> _TASK GOAL_
In this exercise, return the whole listing exactly, excluding any images.

> _GIVEN ENTRIES_
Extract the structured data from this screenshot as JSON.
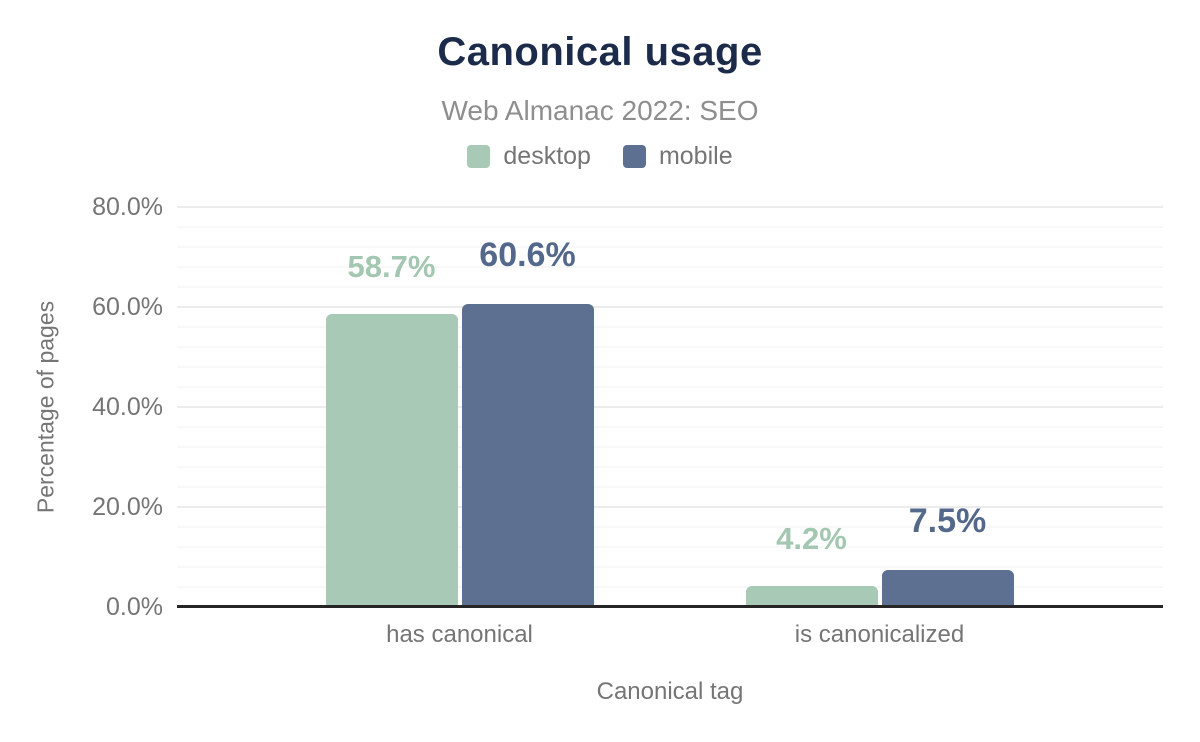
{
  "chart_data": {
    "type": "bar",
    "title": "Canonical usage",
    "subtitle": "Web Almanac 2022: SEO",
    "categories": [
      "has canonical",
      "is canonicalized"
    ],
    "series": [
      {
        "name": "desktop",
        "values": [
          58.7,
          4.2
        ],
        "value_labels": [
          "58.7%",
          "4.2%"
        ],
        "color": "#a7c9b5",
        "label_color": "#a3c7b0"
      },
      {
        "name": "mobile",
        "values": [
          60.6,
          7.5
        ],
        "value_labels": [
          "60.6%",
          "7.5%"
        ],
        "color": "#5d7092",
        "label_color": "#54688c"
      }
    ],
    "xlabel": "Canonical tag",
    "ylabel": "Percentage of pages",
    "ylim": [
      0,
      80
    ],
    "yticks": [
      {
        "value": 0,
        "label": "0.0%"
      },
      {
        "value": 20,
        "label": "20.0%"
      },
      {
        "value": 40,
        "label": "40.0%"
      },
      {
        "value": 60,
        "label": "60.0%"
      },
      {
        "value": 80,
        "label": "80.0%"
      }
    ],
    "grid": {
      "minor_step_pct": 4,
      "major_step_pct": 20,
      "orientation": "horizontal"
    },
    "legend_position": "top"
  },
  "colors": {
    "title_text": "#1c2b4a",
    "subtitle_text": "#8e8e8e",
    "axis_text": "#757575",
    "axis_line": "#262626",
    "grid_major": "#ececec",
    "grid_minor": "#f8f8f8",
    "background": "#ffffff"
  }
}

> _TASK SOLUTION_
Extract the structured data from this screenshot as JSON.
{
  "chart_data": {
    "type": "bar",
    "title": "Canonical usage",
    "subtitle": "Web Almanac 2022: SEO",
    "categories": [
      "has canonical",
      "is canonicalized"
    ],
    "series": [
      {
        "name": "desktop",
        "values": [
          58.7,
          4.2
        ],
        "value_labels": [
          "58.7%",
          "4.2%"
        ],
        "color": "#a7c9b5",
        "label_color": "#a3c7b0"
      },
      {
        "name": "mobile",
        "values": [
          60.6,
          7.5
        ],
        "value_labels": [
          "60.6%",
          "7.5%"
        ],
        "color": "#5d7092",
        "label_color": "#54688c"
      }
    ],
    "xlabel": "Canonical tag",
    "ylabel": "Percentage of pages",
    "ylim": [
      0,
      80
    ],
    "yticks": [
      {
        "value": 0,
        "label": "0.0%"
      },
      {
        "value": 20,
        "label": "20.0%"
      },
      {
        "value": 40,
        "label": "40.0%"
      },
      {
        "value": 60,
        "label": "60.0%"
      },
      {
        "value": 80,
        "label": "80.0%"
      }
    ],
    "grid": {
      "minor_step_pct": 4,
      "major_step_pct": 20,
      "orientation": "horizontal"
    },
    "legend_position": "top"
  },
  "colors": {
    "title_text": "#1c2b4a",
    "subtitle_text": "#8e8e8e",
    "axis_text": "#757575",
    "axis_line": "#262626",
    "grid_major": "#ececec",
    "grid_minor": "#f8f8f8",
    "background": "#ffffff"
  }
}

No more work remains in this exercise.